(Items from a figure collection)
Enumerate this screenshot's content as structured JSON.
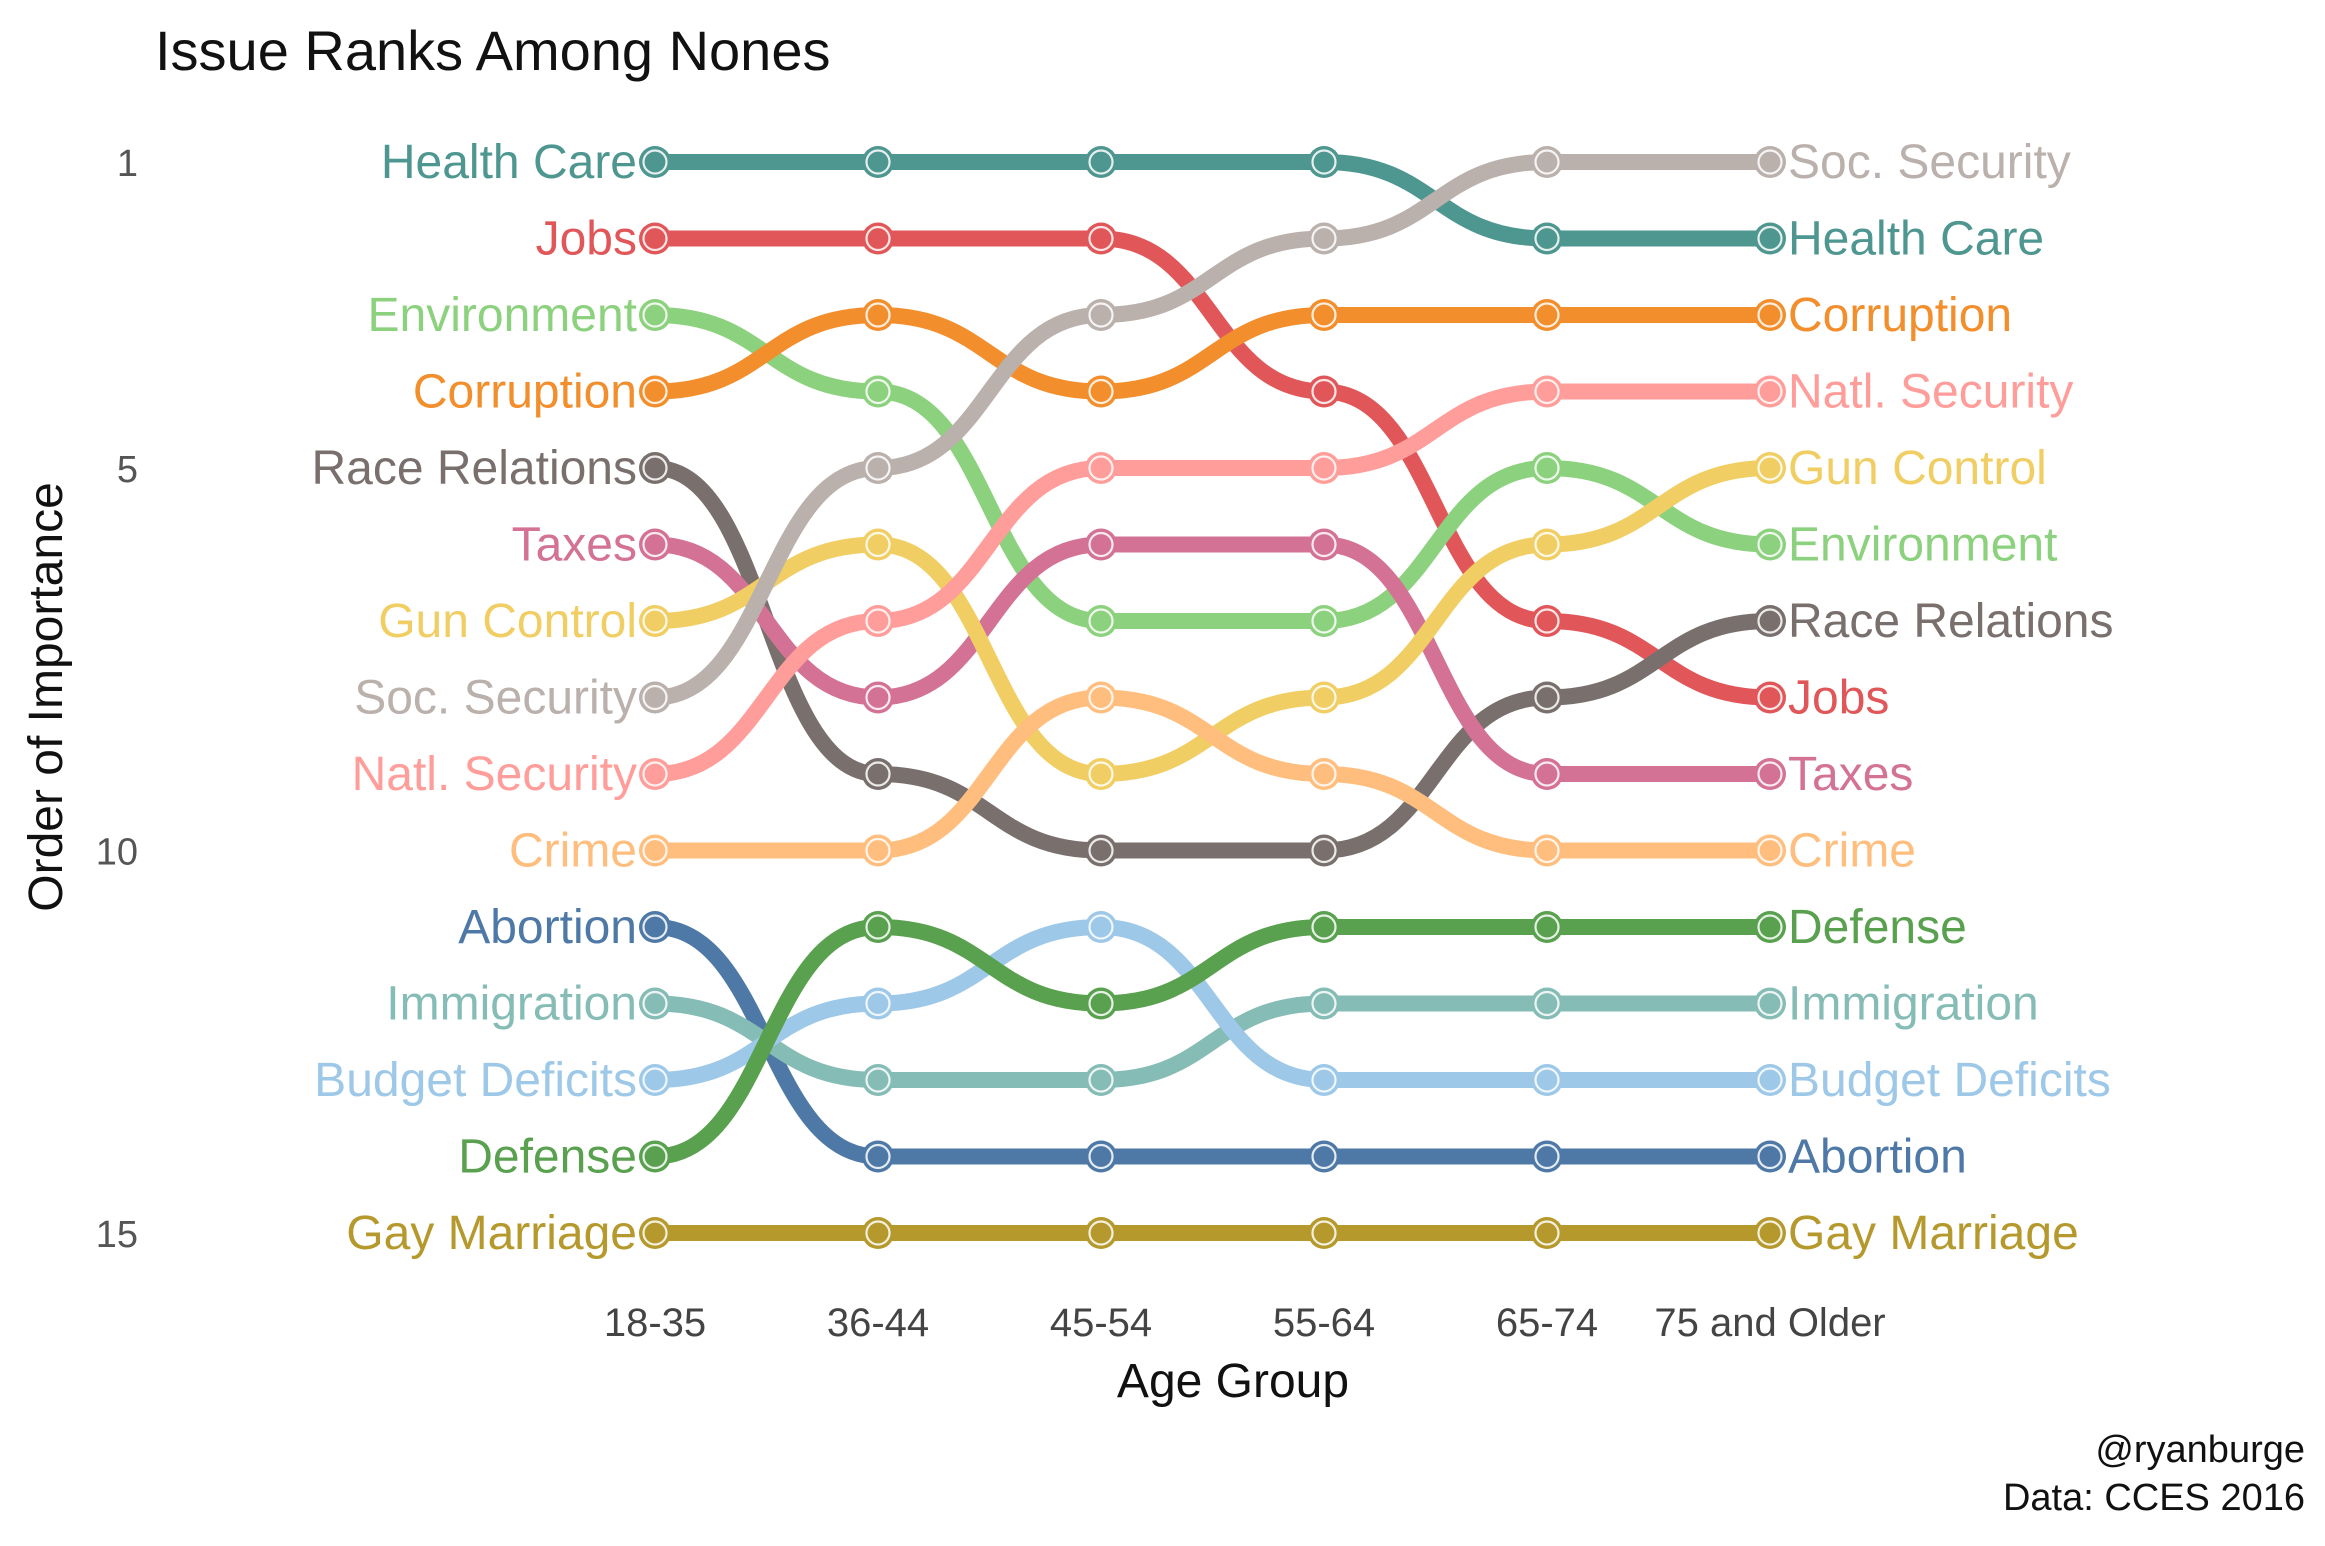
{
  "chart_data": {
    "type": "line",
    "title": "Issue Ranks Among Nones",
    "xlabel": "Age Group",
    "ylabel": "Order of Importance",
    "categories": [
      "18-35",
      "36-44",
      "45-54",
      "55-64",
      "65-74",
      "75 and Older"
    ],
    "y_ticks": [
      "1",
      "5",
      "10",
      "15"
    ],
    "ylim": [
      1,
      15
    ],
    "y_reversed": true,
    "series": [
      {
        "name": "Health Care",
        "color": "#4e9690",
        "ranks": [
          1,
          1,
          1,
          1,
          2,
          2
        ]
      },
      {
        "name": "Jobs",
        "color": "#e15759",
        "ranks": [
          2,
          2,
          2,
          4,
          7,
          8
        ]
      },
      {
        "name": "Environment",
        "color": "#8cd17d",
        "ranks": [
          3,
          4,
          7,
          7,
          5,
          6
        ]
      },
      {
        "name": "Corruption",
        "color": "#f28e2b",
        "ranks": [
          4,
          3,
          4,
          3,
          3,
          3
        ]
      },
      {
        "name": "Race Relations",
        "color": "#79706e",
        "ranks": [
          5,
          9,
          10,
          10,
          8,
          7
        ]
      },
      {
        "name": "Taxes",
        "color": "#d37295",
        "ranks": [
          6,
          8,
          6,
          6,
          9,
          9
        ]
      },
      {
        "name": "Gun Control",
        "color": "#f1ce63",
        "ranks": [
          7,
          6,
          9,
          8,
          6,
          5
        ]
      },
      {
        "name": "Soc. Security",
        "color": "#bab0ac",
        "ranks": [
          8,
          5,
          3,
          2,
          1,
          1
        ]
      },
      {
        "name": "Natl. Security",
        "color": "#ff9d9a",
        "ranks": [
          9,
          7,
          5,
          5,
          4,
          4
        ]
      },
      {
        "name": "Crime",
        "color": "#ffbe7d",
        "ranks": [
          10,
          10,
          8,
          9,
          10,
          10
        ]
      },
      {
        "name": "Abortion",
        "color": "#4e79a7",
        "ranks": [
          11,
          14,
          14,
          14,
          14,
          14
        ]
      },
      {
        "name": "Immigration",
        "color": "#86bcb6",
        "ranks": [
          12,
          13,
          13,
          12,
          12,
          12
        ]
      },
      {
        "name": "Budget Deficits",
        "color": "#9dc8e8",
        "ranks": [
          13,
          12,
          11,
          13,
          13,
          13
        ]
      },
      {
        "name": "Defense",
        "color": "#59a14f",
        "ranks": [
          14,
          11,
          12,
          11,
          11,
          11
        ]
      },
      {
        "name": "Gay Marriage",
        "color": "#b6992d",
        "ranks": [
          15,
          15,
          15,
          15,
          15,
          15
        ]
      }
    ]
  },
  "caption": {
    "handle": "@ryanburge",
    "source": "Data: CCES 2016"
  }
}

» **Prompt**
Note each line of the entries that has "Security" in it, and copy those lines.

» **Finished answer**
        "name": "Soc. Security",
        "name": "Natl. Security",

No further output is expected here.